** Begin The input **
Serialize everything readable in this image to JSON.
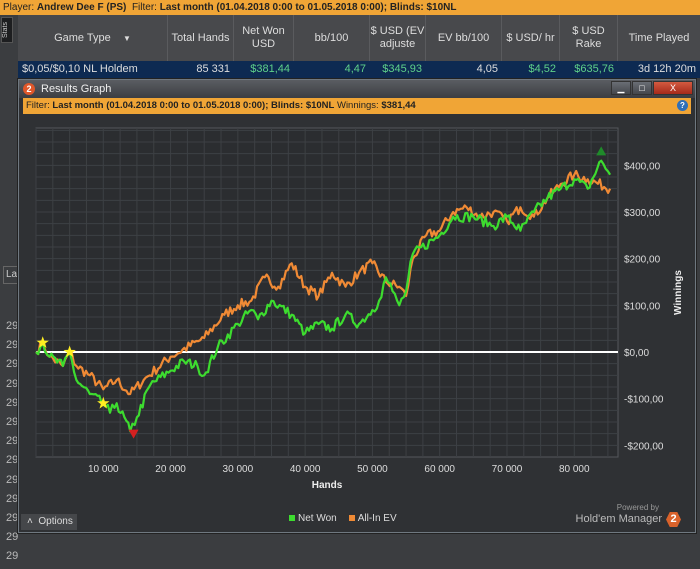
{
  "topbar": {
    "player_label": "Player:",
    "player": "Andrew Dee F (PS)",
    "filter_label": "Filter:",
    "filter": "Last month (01.04.2018 0:00 to 01.05.2018 0:00); Blinds: $10NL"
  },
  "stats_tab": "Stats",
  "table": {
    "headers": [
      "Game Type",
      "Total Hands",
      "Net Won USD",
      "bb/100",
      "$ USD (EV adjuste",
      "EV bb/100",
      "$ USD/ hr",
      "$ USD Rake",
      "Time Played"
    ],
    "row": [
      "$0,05/$0,10 NL Holdem",
      "85 331",
      "$381,44",
      "4,47",
      "$345,93",
      "4,05",
      "$4,52",
      "$635,76",
      "3d 12h 20m"
    ]
  },
  "left": {
    "la": "La",
    "rows": [
      "29",
      "29",
      "29",
      "29",
      "29",
      "29",
      "29",
      "29",
      "29",
      "29",
      "29",
      "29",
      "29"
    ]
  },
  "window": {
    "title": "Results Graph",
    "filter_label": "Filter:",
    "filter": "Last month (01.04.2018 0:00 to 01.05.2018 0:00); Blinds: $10NL",
    "winnings_label": "Winnings:",
    "winnings": "$381,44",
    "options": "Options",
    "powered": "Powered by",
    "brand": "Hold'em Manager",
    "brand_num": "2"
  },
  "colors": {
    "net_won": "#3ddc2f",
    "all_in_ev": "#f08a35",
    "accent": "#f0a536"
  },
  "chart_data": {
    "type": "line",
    "xlabel": "Hands",
    "ylabel": "Winnings",
    "xlim": [
      0,
      86500
    ],
    "ylim": [
      -225,
      480
    ],
    "xticks": [
      10000,
      20000,
      30000,
      40000,
      50000,
      60000,
      70000,
      80000
    ],
    "xtick_labels": [
      "10 000",
      "20 000",
      "30 000",
      "40 000",
      "50 000",
      "60 000",
      "70 000",
      "80 000"
    ],
    "yticks": [
      -200,
      -100,
      0,
      100,
      200,
      300,
      400
    ],
    "ytick_labels": [
      "-$200,00",
      "-$100,00",
      "$0,00",
      "$100,00",
      "$200,00",
      "$300,00",
      "$400,00"
    ],
    "grid": true,
    "legend": "bottom",
    "series": [
      {
        "name": "Net Won",
        "color": "#3ddc2f",
        "points": [
          [
            0,
            0
          ],
          [
            1000,
            20
          ],
          [
            2000,
            -10
          ],
          [
            4000,
            -30
          ],
          [
            5000,
            0
          ],
          [
            6000,
            -60
          ],
          [
            8000,
            -90
          ],
          [
            10000,
            -110
          ],
          [
            11000,
            -130
          ],
          [
            12000,
            -110
          ],
          [
            14000,
            -170
          ],
          [
            15000,
            -140
          ],
          [
            17000,
            -70
          ],
          [
            20000,
            -40
          ],
          [
            22000,
            -20
          ],
          [
            24000,
            -30
          ],
          [
            25000,
            -50
          ],
          [
            27000,
            10
          ],
          [
            30000,
            60
          ],
          [
            32000,
            90
          ],
          [
            33000,
            70
          ],
          [
            35000,
            110
          ],
          [
            38000,
            80
          ],
          [
            40000,
            40
          ],
          [
            42000,
            60
          ],
          [
            44000,
            50
          ],
          [
            46000,
            80
          ],
          [
            48000,
            60
          ],
          [
            50000,
            90
          ],
          [
            51000,
            110
          ],
          [
            52000,
            160
          ],
          [
            53000,
            130
          ],
          [
            54000,
            100
          ],
          [
            55000,
            130
          ],
          [
            56000,
            210
          ],
          [
            60000,
            250
          ],
          [
            62000,
            290
          ],
          [
            65000,
            290
          ],
          [
            68000,
            270
          ],
          [
            70000,
            290
          ],
          [
            72000,
            260
          ],
          [
            74000,
            300
          ],
          [
            76000,
            330
          ],
          [
            78000,
            350
          ],
          [
            80000,
            370
          ],
          [
            82000,
            350
          ],
          [
            84000,
            410
          ],
          [
            85331,
            380
          ]
        ]
      },
      {
        "name": "All-In EV",
        "color": "#f08a35",
        "points": [
          [
            0,
            0
          ],
          [
            1000,
            20
          ],
          [
            2000,
            -10
          ],
          [
            4000,
            -30
          ],
          [
            5000,
            0
          ],
          [
            6000,
            -30
          ],
          [
            8000,
            -50
          ],
          [
            10000,
            -80
          ],
          [
            12000,
            -60
          ],
          [
            14000,
            -90
          ],
          [
            16000,
            -60
          ],
          [
            20000,
            -10
          ],
          [
            25000,
            30
          ],
          [
            28000,
            80
          ],
          [
            30000,
            100
          ],
          [
            32000,
            110
          ],
          [
            34000,
            160
          ],
          [
            36000,
            140
          ],
          [
            38000,
            190
          ],
          [
            40000,
            140
          ],
          [
            42000,
            120
          ],
          [
            44000,
            170
          ],
          [
            46000,
            140
          ],
          [
            48000,
            170
          ],
          [
            50000,
            190
          ],
          [
            52000,
            150
          ],
          [
            54000,
            140
          ],
          [
            55000,
            120
          ],
          [
            56000,
            200
          ],
          [
            58000,
            250
          ],
          [
            60000,
            260
          ],
          [
            62000,
            300
          ],
          [
            64000,
            310
          ],
          [
            66000,
            290
          ],
          [
            68000,
            300
          ],
          [
            70000,
            280
          ],
          [
            72000,
            310
          ],
          [
            74000,
            290
          ],
          [
            76000,
            330
          ],
          [
            78000,
            360
          ],
          [
            80000,
            380
          ],
          [
            82000,
            370
          ],
          [
            85331,
            350
          ]
        ]
      }
    ],
    "markers": [
      {
        "type": "star",
        "x": 1000,
        "y": 20
      },
      {
        "type": "star",
        "x": 5000,
        "y": 0
      },
      {
        "type": "star",
        "x": 10000,
        "y": -110
      },
      {
        "type": "max",
        "x": 84000,
        "y": 430
      },
      {
        "type": "min",
        "x": 14500,
        "y": -175
      }
    ]
  }
}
** End The input **
▶ [Short task]: Write only the number of lines that include "Blinds".

▶ [Solution for this exercise]: 2